## Task prompt
Copy nothing but the stretch that opens with the line containing "Transcribe this image's" and closes with the line containing "Reverse-engineer this chart into JSON.". Keep pictures out.

## Records for the exercise
++++++++

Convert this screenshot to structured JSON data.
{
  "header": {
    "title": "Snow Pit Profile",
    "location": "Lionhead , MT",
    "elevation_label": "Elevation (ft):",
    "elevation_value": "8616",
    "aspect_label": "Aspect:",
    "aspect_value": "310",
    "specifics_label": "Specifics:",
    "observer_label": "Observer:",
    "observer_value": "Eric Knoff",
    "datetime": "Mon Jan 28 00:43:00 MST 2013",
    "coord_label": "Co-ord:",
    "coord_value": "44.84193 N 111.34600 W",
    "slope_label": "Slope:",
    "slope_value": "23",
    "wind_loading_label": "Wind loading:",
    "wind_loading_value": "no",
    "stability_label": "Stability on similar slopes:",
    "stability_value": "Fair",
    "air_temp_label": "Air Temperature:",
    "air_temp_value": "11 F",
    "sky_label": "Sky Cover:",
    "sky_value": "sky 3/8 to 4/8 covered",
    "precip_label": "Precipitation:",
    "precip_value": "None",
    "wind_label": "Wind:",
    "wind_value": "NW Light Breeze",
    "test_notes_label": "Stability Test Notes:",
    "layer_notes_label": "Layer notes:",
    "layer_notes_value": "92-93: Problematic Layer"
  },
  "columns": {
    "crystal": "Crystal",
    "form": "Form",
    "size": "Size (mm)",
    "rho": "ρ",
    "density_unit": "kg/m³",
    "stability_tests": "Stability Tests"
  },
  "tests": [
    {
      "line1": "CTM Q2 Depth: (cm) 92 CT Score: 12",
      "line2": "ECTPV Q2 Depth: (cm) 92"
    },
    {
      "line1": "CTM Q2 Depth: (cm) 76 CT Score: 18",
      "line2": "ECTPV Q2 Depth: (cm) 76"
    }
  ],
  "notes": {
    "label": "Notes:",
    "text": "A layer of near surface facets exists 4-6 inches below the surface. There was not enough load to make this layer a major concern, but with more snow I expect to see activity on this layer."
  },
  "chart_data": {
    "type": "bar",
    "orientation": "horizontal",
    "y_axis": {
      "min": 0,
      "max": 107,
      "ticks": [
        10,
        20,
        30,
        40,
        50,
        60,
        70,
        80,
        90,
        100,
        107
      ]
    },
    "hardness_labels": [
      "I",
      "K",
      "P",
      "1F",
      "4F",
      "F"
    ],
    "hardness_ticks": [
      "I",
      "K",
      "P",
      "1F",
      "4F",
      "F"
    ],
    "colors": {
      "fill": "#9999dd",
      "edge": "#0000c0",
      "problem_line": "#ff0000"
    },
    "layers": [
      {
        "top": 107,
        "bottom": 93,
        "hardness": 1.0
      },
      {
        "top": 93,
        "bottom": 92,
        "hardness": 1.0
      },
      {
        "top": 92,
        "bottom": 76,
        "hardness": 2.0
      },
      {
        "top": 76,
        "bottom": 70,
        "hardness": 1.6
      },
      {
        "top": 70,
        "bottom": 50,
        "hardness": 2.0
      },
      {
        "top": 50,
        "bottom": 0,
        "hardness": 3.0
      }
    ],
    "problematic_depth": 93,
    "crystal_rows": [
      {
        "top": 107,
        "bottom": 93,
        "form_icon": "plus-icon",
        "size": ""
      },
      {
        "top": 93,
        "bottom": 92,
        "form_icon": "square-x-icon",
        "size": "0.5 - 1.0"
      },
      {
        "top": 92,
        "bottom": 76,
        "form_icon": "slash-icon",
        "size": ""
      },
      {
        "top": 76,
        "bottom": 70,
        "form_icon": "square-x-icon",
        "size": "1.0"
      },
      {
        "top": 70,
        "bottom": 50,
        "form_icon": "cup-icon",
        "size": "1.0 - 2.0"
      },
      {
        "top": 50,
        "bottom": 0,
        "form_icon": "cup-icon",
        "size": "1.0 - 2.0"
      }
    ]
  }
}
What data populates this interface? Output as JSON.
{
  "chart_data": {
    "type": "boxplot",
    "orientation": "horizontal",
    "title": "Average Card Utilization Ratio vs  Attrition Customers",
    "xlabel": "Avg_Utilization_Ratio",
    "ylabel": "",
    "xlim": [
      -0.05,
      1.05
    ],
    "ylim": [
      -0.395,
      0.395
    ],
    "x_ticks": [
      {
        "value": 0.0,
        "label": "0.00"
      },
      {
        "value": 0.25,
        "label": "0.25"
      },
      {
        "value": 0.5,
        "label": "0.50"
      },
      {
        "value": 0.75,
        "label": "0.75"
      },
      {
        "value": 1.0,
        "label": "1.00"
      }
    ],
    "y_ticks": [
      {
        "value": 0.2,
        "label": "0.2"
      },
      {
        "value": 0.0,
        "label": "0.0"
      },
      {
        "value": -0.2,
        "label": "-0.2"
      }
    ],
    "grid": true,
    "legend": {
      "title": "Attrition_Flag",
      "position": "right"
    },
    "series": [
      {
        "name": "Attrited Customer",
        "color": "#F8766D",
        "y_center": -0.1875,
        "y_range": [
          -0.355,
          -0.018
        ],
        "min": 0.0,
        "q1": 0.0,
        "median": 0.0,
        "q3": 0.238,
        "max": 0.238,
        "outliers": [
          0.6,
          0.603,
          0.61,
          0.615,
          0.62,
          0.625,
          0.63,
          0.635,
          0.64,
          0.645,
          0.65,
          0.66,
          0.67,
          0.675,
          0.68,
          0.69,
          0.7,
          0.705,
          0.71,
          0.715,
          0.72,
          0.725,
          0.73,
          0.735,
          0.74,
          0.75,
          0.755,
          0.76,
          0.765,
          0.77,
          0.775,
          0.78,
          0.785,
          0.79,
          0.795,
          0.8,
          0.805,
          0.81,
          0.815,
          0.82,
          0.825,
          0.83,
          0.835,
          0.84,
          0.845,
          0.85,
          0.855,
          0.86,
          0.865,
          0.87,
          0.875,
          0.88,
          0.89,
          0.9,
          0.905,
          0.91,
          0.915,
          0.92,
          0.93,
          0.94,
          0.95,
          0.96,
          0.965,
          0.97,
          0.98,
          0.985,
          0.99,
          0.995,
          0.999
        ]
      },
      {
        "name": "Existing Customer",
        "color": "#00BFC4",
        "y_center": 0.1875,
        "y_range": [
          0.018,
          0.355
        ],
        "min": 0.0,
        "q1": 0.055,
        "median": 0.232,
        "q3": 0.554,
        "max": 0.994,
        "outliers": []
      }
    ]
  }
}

++++++++

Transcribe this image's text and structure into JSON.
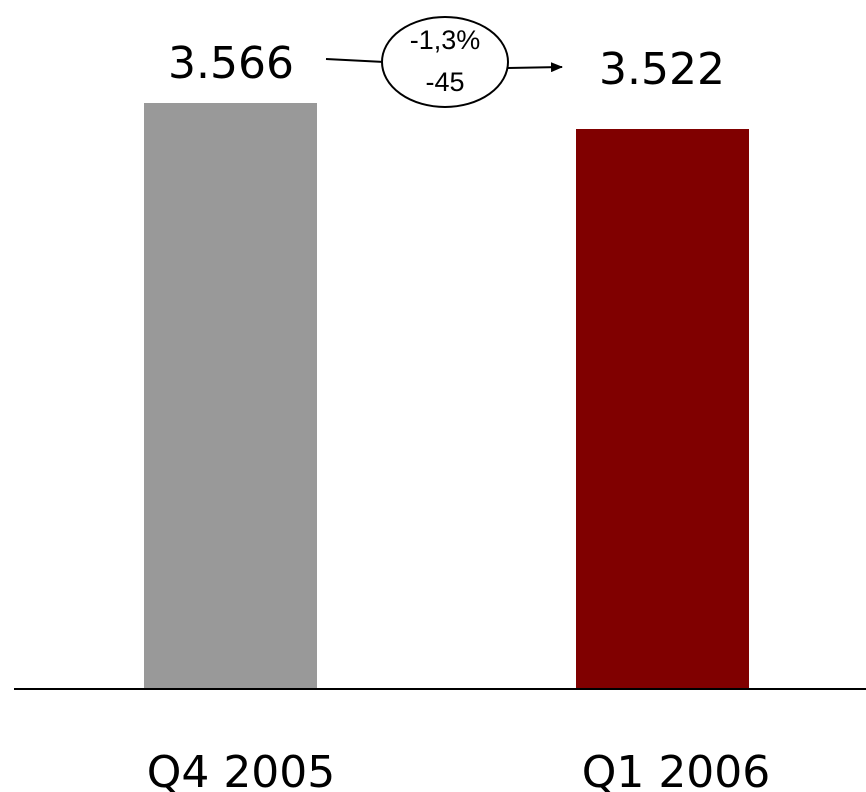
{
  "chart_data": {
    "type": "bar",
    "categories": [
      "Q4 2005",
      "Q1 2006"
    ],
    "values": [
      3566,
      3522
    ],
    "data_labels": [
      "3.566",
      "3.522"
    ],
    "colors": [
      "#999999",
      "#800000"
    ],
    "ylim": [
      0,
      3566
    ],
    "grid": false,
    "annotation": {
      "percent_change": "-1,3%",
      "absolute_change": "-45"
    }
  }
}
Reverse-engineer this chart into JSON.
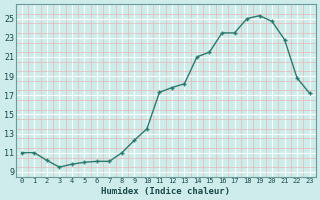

++++++++

## Reply
Transcribe this image's text and structure into JSON.
{
  "chart_data": {
    "type": "bar",
    "categories": [
      "Q4 2005",
      "Q1 2006"
    ],
    "values": [
      3566,
      3522
    ],
    "data_labels": [
      "3.566",
      "3.522"
    ],
    "colors": [
      "#999999",
      "#800000"
    ],
    "ylim": [
      0,
      3566
    ],
    "grid": false,
    "annotation": {
      "percent_change": "-1,3%",
      "absolute_change": "-45"
    }
  }
}
Reverse-engineer this chart into JSON.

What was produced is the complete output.